# Items

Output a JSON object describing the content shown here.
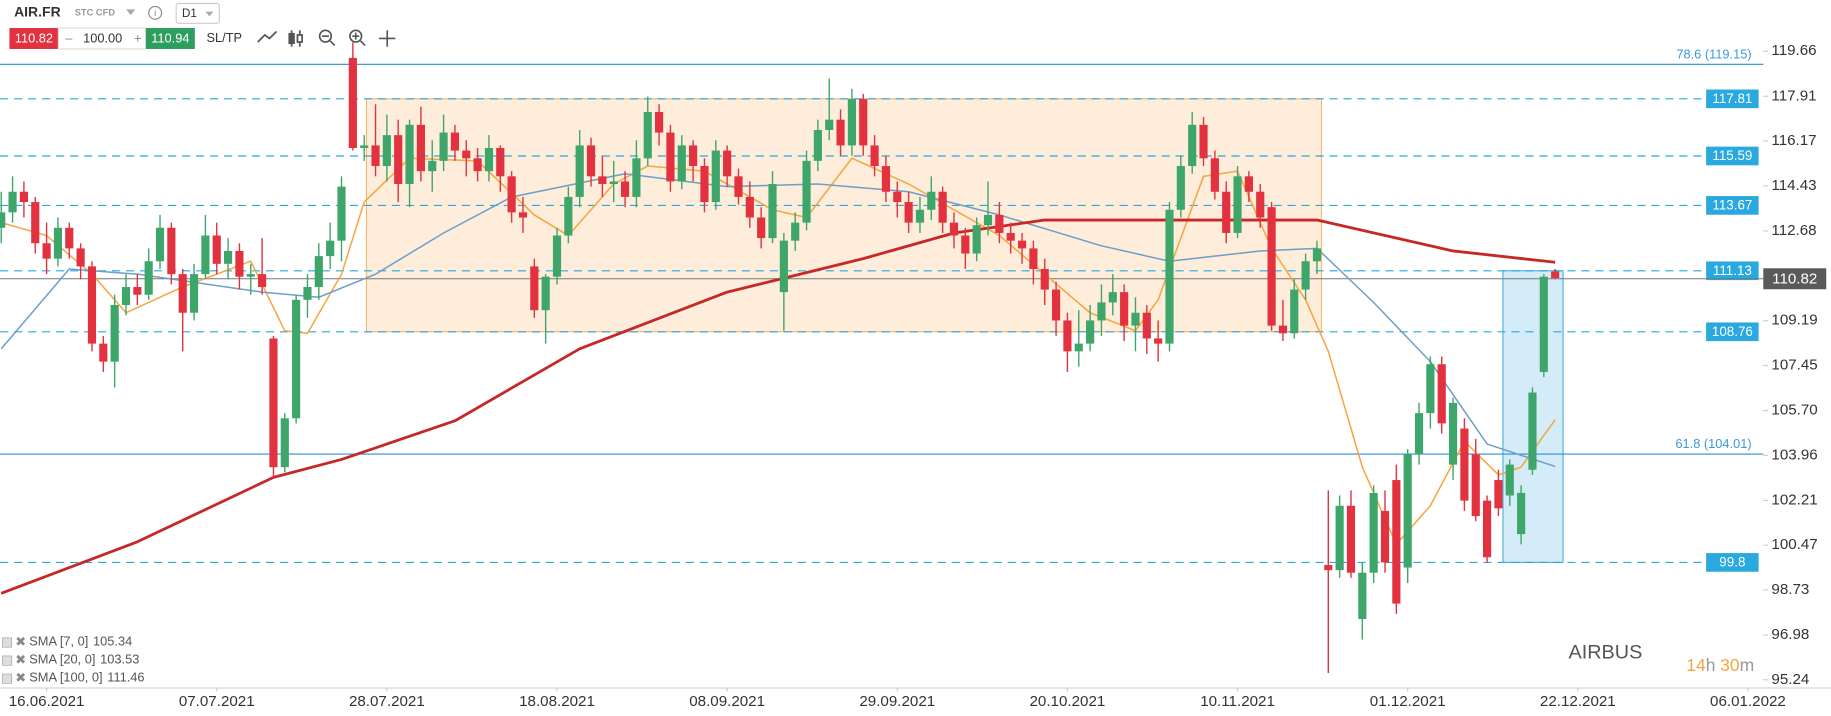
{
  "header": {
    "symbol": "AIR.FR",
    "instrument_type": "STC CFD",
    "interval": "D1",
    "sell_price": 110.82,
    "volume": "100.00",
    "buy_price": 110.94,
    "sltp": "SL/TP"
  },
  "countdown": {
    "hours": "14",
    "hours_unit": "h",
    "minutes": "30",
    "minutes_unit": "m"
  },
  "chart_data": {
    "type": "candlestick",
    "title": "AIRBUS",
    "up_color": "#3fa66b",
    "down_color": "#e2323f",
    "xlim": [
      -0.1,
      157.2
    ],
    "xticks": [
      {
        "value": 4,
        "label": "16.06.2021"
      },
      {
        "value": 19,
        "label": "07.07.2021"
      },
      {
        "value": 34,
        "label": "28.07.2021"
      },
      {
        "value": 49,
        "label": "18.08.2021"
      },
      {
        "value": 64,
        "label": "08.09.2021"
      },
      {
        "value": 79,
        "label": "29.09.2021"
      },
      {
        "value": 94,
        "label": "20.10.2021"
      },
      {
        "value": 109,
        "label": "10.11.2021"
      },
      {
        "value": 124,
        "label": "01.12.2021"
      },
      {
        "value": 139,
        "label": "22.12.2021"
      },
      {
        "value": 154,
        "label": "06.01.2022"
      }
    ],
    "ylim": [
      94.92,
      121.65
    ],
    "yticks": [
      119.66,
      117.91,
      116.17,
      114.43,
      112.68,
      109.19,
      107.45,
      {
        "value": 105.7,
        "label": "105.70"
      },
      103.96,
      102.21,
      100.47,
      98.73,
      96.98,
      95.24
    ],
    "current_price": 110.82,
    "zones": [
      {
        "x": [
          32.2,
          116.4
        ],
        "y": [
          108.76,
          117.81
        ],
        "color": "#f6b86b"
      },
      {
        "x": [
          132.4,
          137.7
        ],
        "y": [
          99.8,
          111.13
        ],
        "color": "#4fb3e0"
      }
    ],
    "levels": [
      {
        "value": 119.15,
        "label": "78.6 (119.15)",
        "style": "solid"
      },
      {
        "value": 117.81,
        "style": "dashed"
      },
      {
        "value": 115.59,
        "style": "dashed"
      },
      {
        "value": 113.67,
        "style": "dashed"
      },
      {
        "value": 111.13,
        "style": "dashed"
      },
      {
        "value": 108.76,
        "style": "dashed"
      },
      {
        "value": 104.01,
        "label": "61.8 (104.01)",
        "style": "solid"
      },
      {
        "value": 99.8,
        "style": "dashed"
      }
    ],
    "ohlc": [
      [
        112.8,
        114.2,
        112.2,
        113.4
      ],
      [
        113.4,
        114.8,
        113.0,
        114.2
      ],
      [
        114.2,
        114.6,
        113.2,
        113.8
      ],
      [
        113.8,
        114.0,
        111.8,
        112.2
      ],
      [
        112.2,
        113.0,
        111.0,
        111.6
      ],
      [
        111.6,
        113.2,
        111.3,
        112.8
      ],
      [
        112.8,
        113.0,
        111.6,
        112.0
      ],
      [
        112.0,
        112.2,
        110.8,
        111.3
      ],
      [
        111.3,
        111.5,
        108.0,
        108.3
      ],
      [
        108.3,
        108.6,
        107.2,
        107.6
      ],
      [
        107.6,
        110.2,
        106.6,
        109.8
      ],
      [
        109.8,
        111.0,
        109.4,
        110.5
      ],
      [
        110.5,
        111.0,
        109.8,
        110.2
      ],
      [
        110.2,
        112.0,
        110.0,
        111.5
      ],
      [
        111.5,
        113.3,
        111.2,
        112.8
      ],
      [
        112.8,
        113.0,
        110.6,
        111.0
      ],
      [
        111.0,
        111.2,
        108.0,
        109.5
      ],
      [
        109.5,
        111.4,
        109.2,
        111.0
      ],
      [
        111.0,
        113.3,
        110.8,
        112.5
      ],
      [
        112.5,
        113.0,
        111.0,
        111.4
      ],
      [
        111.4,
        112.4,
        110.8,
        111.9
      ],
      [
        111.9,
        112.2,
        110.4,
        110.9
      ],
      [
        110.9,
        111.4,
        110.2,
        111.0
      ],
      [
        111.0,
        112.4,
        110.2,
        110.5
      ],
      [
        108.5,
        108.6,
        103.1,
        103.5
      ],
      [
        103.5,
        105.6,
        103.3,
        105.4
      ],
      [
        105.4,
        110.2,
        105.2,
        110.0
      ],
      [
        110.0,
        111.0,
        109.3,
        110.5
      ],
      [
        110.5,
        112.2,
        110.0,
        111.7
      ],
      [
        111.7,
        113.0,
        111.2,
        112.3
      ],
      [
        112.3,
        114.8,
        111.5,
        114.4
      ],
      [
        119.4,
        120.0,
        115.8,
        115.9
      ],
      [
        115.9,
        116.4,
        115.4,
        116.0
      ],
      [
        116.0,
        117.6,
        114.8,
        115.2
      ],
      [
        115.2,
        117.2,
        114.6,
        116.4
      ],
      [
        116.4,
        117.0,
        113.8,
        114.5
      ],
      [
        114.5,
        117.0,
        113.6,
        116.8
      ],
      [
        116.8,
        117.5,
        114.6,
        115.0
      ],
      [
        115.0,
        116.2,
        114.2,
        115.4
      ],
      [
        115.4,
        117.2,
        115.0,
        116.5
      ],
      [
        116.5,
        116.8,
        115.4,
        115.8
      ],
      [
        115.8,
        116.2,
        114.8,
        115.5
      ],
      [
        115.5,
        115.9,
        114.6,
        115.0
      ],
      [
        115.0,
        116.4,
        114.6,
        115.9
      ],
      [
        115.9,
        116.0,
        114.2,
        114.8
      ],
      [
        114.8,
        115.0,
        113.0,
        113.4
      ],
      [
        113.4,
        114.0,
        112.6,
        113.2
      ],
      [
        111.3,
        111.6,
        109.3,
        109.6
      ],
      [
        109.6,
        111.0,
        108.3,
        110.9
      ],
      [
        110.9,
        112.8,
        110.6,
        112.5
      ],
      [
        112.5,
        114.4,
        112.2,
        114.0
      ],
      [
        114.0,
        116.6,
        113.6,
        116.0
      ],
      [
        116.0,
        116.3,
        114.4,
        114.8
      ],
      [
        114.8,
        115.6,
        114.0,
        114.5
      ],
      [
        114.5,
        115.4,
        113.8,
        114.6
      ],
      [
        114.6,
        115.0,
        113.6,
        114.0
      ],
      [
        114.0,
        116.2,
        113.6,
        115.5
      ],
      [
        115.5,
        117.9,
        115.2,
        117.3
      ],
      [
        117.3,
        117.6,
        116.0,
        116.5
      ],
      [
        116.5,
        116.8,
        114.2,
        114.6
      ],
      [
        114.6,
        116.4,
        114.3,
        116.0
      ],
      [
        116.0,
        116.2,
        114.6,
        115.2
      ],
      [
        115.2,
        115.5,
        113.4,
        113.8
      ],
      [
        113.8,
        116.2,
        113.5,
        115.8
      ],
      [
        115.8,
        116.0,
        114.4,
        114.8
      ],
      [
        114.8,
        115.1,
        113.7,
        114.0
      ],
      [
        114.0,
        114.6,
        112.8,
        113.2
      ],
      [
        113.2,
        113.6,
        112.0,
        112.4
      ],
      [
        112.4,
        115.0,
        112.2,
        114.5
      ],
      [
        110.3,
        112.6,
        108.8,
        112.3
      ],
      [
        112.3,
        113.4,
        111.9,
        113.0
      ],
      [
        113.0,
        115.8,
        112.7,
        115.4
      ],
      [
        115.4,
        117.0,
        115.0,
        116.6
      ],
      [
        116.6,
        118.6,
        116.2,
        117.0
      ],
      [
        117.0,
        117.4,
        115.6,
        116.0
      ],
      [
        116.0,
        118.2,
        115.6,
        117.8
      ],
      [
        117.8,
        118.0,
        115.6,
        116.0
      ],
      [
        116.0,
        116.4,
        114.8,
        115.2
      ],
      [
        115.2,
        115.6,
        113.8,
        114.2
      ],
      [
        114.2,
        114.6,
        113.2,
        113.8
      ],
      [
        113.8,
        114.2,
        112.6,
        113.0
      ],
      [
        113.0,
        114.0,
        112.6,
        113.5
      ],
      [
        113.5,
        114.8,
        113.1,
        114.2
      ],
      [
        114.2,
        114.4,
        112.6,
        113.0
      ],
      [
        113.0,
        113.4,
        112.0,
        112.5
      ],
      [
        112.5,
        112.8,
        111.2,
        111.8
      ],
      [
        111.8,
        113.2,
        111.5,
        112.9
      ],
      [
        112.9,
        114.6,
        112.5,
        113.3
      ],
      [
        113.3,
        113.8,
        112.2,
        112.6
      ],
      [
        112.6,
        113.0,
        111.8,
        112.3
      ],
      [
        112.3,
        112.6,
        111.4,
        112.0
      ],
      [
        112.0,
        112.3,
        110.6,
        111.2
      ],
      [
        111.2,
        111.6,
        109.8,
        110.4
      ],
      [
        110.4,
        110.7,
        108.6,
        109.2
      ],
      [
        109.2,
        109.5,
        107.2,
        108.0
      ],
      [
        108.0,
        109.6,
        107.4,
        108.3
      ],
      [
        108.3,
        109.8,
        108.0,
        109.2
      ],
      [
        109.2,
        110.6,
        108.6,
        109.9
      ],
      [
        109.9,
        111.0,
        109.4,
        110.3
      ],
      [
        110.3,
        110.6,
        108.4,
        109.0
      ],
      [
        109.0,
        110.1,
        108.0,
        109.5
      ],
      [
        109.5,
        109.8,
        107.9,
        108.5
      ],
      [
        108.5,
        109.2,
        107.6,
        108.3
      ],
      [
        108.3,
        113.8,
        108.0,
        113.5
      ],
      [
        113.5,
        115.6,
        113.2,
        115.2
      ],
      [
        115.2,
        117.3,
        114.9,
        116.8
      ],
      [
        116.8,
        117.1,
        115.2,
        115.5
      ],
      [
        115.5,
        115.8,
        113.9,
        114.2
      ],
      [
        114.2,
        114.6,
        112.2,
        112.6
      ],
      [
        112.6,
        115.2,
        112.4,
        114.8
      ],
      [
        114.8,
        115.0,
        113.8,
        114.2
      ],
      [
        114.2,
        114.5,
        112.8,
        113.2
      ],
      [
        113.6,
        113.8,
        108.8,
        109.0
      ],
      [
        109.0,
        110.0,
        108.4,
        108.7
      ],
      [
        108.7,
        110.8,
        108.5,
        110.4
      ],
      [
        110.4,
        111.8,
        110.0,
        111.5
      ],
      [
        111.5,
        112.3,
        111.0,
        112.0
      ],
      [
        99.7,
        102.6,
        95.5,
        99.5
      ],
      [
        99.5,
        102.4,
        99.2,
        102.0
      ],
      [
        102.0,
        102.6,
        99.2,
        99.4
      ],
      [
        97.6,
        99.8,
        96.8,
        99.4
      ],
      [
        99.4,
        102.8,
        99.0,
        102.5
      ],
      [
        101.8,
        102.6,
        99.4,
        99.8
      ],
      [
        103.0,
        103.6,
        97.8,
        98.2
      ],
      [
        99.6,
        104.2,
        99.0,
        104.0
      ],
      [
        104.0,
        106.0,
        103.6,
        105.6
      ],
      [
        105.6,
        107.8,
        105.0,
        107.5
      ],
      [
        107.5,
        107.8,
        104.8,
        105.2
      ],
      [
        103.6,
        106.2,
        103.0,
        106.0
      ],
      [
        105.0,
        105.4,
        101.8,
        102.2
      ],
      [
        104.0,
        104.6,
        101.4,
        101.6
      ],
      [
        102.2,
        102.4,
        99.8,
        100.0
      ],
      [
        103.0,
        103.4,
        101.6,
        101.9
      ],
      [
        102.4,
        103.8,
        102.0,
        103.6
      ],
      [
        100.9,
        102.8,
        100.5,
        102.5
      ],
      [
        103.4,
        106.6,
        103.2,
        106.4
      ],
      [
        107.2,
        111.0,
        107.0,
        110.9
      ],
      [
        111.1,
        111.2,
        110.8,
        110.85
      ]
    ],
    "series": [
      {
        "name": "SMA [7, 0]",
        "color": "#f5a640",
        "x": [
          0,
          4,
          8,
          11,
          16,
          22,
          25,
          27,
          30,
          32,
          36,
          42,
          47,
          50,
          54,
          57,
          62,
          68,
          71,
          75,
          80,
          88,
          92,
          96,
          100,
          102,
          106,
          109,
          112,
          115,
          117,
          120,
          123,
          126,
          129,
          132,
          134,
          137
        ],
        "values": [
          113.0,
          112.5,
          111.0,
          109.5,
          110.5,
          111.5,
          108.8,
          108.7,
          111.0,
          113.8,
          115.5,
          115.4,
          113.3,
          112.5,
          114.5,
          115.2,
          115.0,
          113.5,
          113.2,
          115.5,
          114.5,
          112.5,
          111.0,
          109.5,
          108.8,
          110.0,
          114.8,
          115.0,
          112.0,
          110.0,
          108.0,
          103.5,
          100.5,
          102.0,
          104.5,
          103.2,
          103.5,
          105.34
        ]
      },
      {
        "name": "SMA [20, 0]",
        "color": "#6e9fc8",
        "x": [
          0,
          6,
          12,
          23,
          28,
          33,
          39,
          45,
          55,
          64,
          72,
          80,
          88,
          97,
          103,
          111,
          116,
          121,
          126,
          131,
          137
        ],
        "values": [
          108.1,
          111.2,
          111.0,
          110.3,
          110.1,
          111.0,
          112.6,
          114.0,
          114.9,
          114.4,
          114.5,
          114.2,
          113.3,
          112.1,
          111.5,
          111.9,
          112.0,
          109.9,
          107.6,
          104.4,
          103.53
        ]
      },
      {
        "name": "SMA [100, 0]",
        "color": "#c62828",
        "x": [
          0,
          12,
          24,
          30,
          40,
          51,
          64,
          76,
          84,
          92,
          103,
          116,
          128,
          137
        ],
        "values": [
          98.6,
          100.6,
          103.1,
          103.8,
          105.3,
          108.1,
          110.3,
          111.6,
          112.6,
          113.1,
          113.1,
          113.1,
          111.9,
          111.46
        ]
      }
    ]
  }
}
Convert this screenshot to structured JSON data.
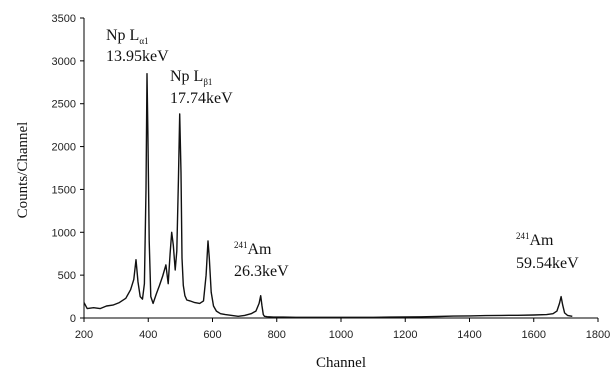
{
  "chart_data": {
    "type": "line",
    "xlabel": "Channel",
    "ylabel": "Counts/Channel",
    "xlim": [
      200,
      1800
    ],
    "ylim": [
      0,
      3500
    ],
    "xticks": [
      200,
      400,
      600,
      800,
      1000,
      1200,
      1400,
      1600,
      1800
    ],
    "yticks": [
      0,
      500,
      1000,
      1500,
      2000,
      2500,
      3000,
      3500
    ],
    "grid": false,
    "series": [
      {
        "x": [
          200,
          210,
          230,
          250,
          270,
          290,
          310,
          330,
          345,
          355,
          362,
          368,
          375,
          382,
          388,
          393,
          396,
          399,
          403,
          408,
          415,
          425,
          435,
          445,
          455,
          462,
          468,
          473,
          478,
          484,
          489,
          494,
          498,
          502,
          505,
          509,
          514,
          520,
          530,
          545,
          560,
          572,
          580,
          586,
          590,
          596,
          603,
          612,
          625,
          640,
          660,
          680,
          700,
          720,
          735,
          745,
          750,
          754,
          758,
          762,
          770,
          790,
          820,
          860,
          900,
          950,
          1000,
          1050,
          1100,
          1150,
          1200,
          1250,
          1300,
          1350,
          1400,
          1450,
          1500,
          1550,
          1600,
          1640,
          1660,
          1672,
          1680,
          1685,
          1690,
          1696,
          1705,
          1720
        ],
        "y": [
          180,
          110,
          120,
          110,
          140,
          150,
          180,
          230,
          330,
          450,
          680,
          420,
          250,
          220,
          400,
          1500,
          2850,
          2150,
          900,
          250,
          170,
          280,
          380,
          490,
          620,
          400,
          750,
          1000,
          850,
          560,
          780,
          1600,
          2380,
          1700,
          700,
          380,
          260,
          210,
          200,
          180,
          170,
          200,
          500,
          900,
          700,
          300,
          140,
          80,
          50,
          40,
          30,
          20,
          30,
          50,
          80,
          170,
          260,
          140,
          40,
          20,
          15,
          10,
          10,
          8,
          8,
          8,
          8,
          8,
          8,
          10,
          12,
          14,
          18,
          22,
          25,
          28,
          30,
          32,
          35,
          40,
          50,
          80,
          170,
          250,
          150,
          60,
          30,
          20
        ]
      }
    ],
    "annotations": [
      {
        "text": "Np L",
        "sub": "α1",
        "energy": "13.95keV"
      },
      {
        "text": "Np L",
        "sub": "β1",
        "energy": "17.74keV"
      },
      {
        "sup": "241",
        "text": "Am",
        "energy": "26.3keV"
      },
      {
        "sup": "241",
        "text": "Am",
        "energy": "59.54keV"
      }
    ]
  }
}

# Task statement
Identify lines with the string "energy". Copy each one.

# The result
        "energy": "13.95keV"
        "energy": "17.74keV"
        "energy": "26.3keV"
        "energy": "59.54keV"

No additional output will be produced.